> _DOCUMENT SEGMENT_:
■ ■ ■ ■

Over five decades ago, multiple Hugo and Nebula Award winner Frederick Pohl wrote an editorial entitled “Where the Jobs Go”, which appeared in the April, 1966 edition of of Galaxy Science Fiction. The impetus for his essay was the New York City Transit Strike of January, 1966 (1). That event created an intellectual springboard for musings about the relationship between automation, information technology and employment, particularly in terms of the diminution – if not outright elimination – of existing occupations. Writing in the midst of the strike – with the cancellation of bus and subway transportation affecting millions of New Yorkers – the issues Pohl raised are even more pressing today than in 1966.
Pohl presented a specific example of the effects of technological change on employment, through his discussion about the future of publishing, with representatives of the Philadelphia-based Institute for Scientific Information (a.k.a. “ISI”) (2), and, Simon and Schuster. He clearly foresaw what today would be termed “on demand” publishing. Though he didn’t specifically estimate when this would occur, he understood that for the replication of printed information, the central dependence on and necessity for human activity, and in turn specific job categories, could in time be eliminated. In the mid-1960s, this was in the areas of linotype operation, printing, binding, storage, and sales. Bypassing and eventually supplanting the these steps – and the human role in them – could enable a customer; a user; a consumer; to produce a book, “on order, anywhere in the world”.
Which is where we’re at today.
Another notable aspect of Pohl’s editorial was the realization that there is a natural and perhaps inevitable tendency to perceive the uses, effects, and implications of any new technology through the context of the past. Pohl’s “twelfth-century armaments expert” has appeared throughout history in all venues of human endeavor: technological, military, economic, educational, and political.
Pohl’s other examples included bank tellers, retail clerks, and accounts. he realized that the commonality among these occupations was their general predictability and codification. His prediction: Technological advances in electronics (“black boxes”) would eventually supplant established work activities, let alone categories of employment.

■ ■ ■ ■

> _Data entries_:
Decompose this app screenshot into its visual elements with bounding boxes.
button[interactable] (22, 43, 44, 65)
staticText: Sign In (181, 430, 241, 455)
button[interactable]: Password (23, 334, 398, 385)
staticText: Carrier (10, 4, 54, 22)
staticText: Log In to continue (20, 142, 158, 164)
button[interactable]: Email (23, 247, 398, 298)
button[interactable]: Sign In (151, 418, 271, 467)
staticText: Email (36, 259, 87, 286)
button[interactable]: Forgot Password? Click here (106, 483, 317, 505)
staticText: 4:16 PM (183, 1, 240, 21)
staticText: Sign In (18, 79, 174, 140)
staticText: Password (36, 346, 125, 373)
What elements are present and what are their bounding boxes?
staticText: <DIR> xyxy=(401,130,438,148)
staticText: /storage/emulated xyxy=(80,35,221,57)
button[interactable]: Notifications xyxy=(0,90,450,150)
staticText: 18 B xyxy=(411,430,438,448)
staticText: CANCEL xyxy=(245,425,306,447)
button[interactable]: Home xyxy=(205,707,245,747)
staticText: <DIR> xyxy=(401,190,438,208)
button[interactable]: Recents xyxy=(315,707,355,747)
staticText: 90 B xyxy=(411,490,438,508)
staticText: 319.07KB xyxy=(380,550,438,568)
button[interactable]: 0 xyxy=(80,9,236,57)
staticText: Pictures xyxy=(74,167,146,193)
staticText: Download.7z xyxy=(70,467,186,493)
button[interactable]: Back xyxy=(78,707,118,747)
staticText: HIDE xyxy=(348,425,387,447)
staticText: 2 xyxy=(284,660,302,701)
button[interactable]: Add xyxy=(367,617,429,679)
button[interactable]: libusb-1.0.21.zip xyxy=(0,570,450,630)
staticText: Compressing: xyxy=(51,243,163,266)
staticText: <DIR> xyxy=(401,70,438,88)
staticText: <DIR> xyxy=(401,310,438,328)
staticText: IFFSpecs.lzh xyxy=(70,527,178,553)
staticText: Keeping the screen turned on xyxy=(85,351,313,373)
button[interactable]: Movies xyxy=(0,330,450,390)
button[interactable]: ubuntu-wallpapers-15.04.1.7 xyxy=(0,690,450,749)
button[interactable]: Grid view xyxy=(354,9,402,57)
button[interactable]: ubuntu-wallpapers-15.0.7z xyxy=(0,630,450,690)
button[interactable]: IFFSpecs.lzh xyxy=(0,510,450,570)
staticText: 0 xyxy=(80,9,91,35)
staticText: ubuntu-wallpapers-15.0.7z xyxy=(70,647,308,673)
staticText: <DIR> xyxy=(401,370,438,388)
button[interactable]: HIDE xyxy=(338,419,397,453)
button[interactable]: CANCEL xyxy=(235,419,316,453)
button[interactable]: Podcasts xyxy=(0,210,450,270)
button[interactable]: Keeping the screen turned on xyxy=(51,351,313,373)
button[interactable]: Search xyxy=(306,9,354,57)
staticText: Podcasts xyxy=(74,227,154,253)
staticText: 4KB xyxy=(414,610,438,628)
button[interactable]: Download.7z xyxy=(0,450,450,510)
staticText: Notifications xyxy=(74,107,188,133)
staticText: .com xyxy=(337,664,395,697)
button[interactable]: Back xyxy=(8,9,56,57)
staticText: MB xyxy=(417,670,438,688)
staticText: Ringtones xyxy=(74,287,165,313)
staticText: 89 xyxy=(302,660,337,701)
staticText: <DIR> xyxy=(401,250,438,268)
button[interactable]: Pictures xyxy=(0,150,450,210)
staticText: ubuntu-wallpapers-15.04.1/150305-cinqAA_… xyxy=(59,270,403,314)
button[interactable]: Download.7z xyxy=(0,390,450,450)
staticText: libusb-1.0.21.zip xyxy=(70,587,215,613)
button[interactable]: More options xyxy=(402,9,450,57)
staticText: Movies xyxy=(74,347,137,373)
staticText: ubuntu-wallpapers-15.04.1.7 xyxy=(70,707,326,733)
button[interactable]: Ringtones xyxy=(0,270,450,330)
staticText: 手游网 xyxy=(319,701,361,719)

■ ■ ■ ■

> _WHAT THIS EXERCISE ASKS_:
#1 In the text on Pohl's editorial, which areas of publishing in the mid-1960s are named as depending on human activity? List every one.
#2 According to the text on Pohl's editorial, what event prompted Pohl to write "Where the Jobs Go"?
The data entries are separate material and unrelated to the text on Pohl's editorial.

> _SOLUTIONS TO EACH TASK_:
#1 Linotype operation, printing, binding, storage, and sales.

#2 The New York City Transit Strike of January 1966.